### Materials provided
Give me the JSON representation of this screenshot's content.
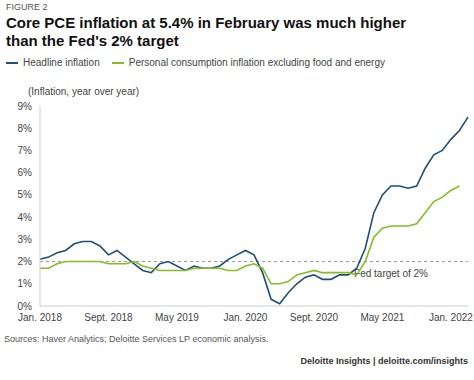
{
  "chart_data": {
    "type": "line",
    "figure_label": "FIGURE 2",
    "title": "Core PCE inflation at 5.4% in February was much higher than the Fed's 2% target",
    "y_axis_label": "(Inflation, year over year)",
    "categories": [
      "Jan. 2018",
      null,
      null,
      null,
      null,
      null,
      null,
      null,
      "Sept. 2018",
      null,
      null,
      null,
      null,
      null,
      null,
      null,
      "May 2019",
      null,
      null,
      null,
      null,
      null,
      null,
      null,
      "Jan. 2020",
      null,
      null,
      null,
      null,
      null,
      null,
      null,
      "Sept. 2020",
      null,
      null,
      null,
      null,
      null,
      null,
      null,
      "May 2021",
      null,
      null,
      null,
      null,
      null,
      null,
      null,
      "Jan. 2022",
      null,
      null
    ],
    "series": [
      {
        "name": "Headline inflation",
        "color": "#1f4e79",
        "values": [
          2.1,
          2.2,
          2.4,
          2.5,
          2.8,
          2.9,
          2.9,
          2.7,
          2.3,
          2.5,
          2.2,
          1.9,
          1.6,
          1.5,
          1.9,
          2.0,
          1.8,
          1.6,
          1.8,
          1.7,
          1.7,
          1.8,
          2.1,
          2.3,
          2.5,
          2.3,
          1.5,
          0.3,
          0.1,
          0.6,
          1.0,
          1.3,
          1.4,
          1.2,
          1.2,
          1.4,
          1.4,
          1.7,
          2.6,
          4.2,
          5.0,
          5.4,
          5.4,
          5.3,
          5.4,
          6.2,
          6.8,
          7.0,
          7.5,
          7.9,
          8.5
        ]
      },
      {
        "name": "Personal consumption inflation excluding food and energy",
        "color": "#86bc25",
        "values": [
          1.7,
          1.7,
          1.9,
          2.0,
          2.0,
          2.0,
          2.0,
          2.0,
          1.9,
          1.9,
          1.9,
          2.0,
          1.8,
          1.7,
          1.6,
          1.6,
          1.6,
          1.6,
          1.7,
          1.7,
          1.7,
          1.7,
          1.6,
          1.6,
          1.8,
          1.9,
          1.7,
          1.0,
          1.0,
          1.1,
          1.4,
          1.5,
          1.6,
          1.5,
          1.5,
          1.5,
          1.5,
          1.4,
          2.0,
          3.1,
          3.5,
          3.6,
          3.6,
          3.6,
          3.7,
          4.2,
          4.7,
          4.9,
          5.2,
          5.4,
          null
        ]
      }
    ],
    "ylim": [
      0,
      9
    ],
    "yticks": [
      {
        "value": 0,
        "label": "0%"
      },
      {
        "value": 1,
        "label": "1%"
      },
      {
        "value": 2,
        "label": "2%"
      },
      {
        "value": 3,
        "label": "3%"
      },
      {
        "value": 4,
        "label": "4%"
      },
      {
        "value": 5,
        "label": "5%"
      },
      {
        "value": 6,
        "label": "6%"
      },
      {
        "value": 7,
        "label": "7%"
      },
      {
        "value": 8,
        "label": "8%"
      },
      {
        "value": 9,
        "label": "9%"
      }
    ],
    "reference_line": {
      "value": 2,
      "label": "Fed target of 2%"
    },
    "grid": false,
    "legend": "top-left",
    "source": "Sources: Haver Analytics; Deloitte Services LP economic analysis.",
    "credit": "Deloitte Insights | deloitte.com/insights"
  }
}
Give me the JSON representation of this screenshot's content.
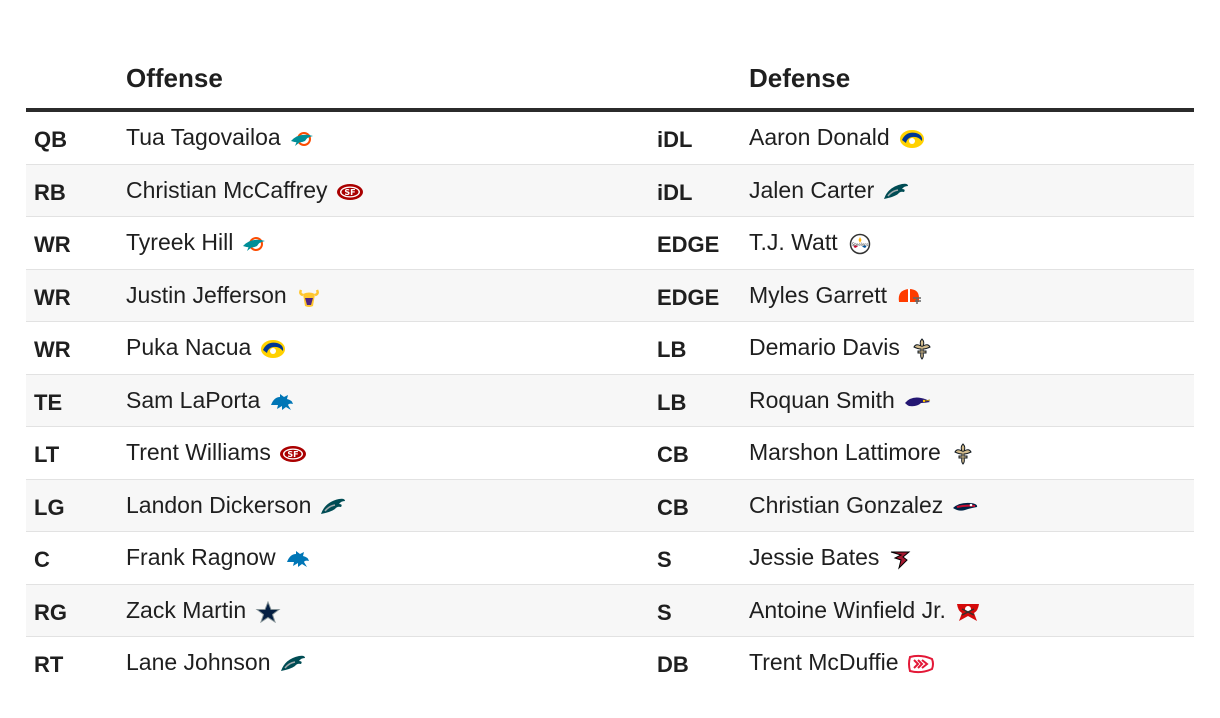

### Task brief
Skip every picture and transcribe the data above exactly.

### Exercise result
Give me the JSON representation of this screenshot's content.
{
  "chart_data": {
    "type": "line",
    "figure_label": "FIGURE 2",
    "title": "Core PCE inflation at 5.4% in February was much higher than the Fed's 2% target",
    "y_axis_label": "(Inflation, year over year)",
    "categories": [
      "Jan. 2018",
      null,
      null,
      null,
      null,
      null,
      null,
      null,
      "Sept. 2018",
      null,
      null,
      null,
      null,
      null,
      null,
      null,
      "May 2019",
      null,
      null,
      null,
      null,
      null,
      null,
      null,
      "Jan. 2020",
      null,
      null,
      null,
      null,
      null,
      null,
      null,
      "Sept. 2020",
      null,
      null,
      null,
      null,
      null,
      null,
      null,
      "May 2021",
      null,
      null,
      null,
      null,
      null,
      null,
      null,
      "Jan. 2022",
      null,
      null
    ],
    "series": [
      {
        "name": "Headline inflation",
        "color": "#1f4e79",
        "values": [
          2.1,
          2.2,
          2.4,
          2.5,
          2.8,
          2.9,
          2.9,
          2.7,
          2.3,
          2.5,
          2.2,
          1.9,
          1.6,
          1.5,
          1.9,
          2.0,
          1.8,
          1.6,
          1.8,
          1.7,
          1.7,
          1.8,
          2.1,
          2.3,
          2.5,
          2.3,
          1.5,
          0.3,
          0.1,
          0.6,
          1.0,
          1.3,
          1.4,
          1.2,
          1.2,
          1.4,
          1.4,
          1.7,
          2.6,
          4.2,
          5.0,
          5.4,
          5.4,
          5.3,
          5.4,
          6.2,
          6.8,
          7.0,
          7.5,
          7.9,
          8.5
        ]
      },
      {
        "name": "Personal consumption inflation excluding food and energy",
        "color": "#86bc25",
        "values": [
          1.7,
          1.7,
          1.9,
          2.0,
          2.0,
          2.0,
          2.0,
          2.0,
          1.9,
          1.9,
          1.9,
          2.0,
          1.8,
          1.7,
          1.6,
          1.6,
          1.6,
          1.6,
          1.7,
          1.7,
          1.7,
          1.7,
          1.6,
          1.6,
          1.8,
          1.9,
          1.7,
          1.0,
          1.0,
          1.1,
          1.4,
          1.5,
          1.6,
          1.5,
          1.5,
          1.5,
          1.5,
          1.4,
          2.0,
          3.1,
          3.5,
          3.6,
          3.6,
          3.6,
          3.7,
          4.2,
          4.7,
          4.9,
          5.2,
          5.4,
          null
        ]
      }
    ],
    "ylim": [
      0,
      9
    ],
    "yticks": [
      {
        "value": 0,
        "label": "0%"
      },
      {
        "value": 1,
        "label": "1%"
      },
      {
        "value": 2,
        "label": "2%"
      },
      {
        "value": 3,
        "label": "3%"
      },
      {
        "value": 4,
        "label": "4%"
      },
      {
        "value": 5,
        "label": "5%"
      },
      {
        "value": 6,
        "label": "6%"
      },
      {
        "value": 7,
        "label": "7%"
      },
      {
        "value": 8,
        "label": "8%"
      },
      {
        "value": 9,
        "label": "9%"
      }
    ],
    "reference_line": {
      "value": 2,
      "label": "Fed target of 2%"
    },
    "grid": false,
    "legend": "top-left",
    "source": "Sources: Haver Analytics; Deloitte Services LP economic analysis.",
    "credit": "Deloitte Insights | deloitte.com/insights"
  }
}
Give me the JSON representation of this screenshot's content.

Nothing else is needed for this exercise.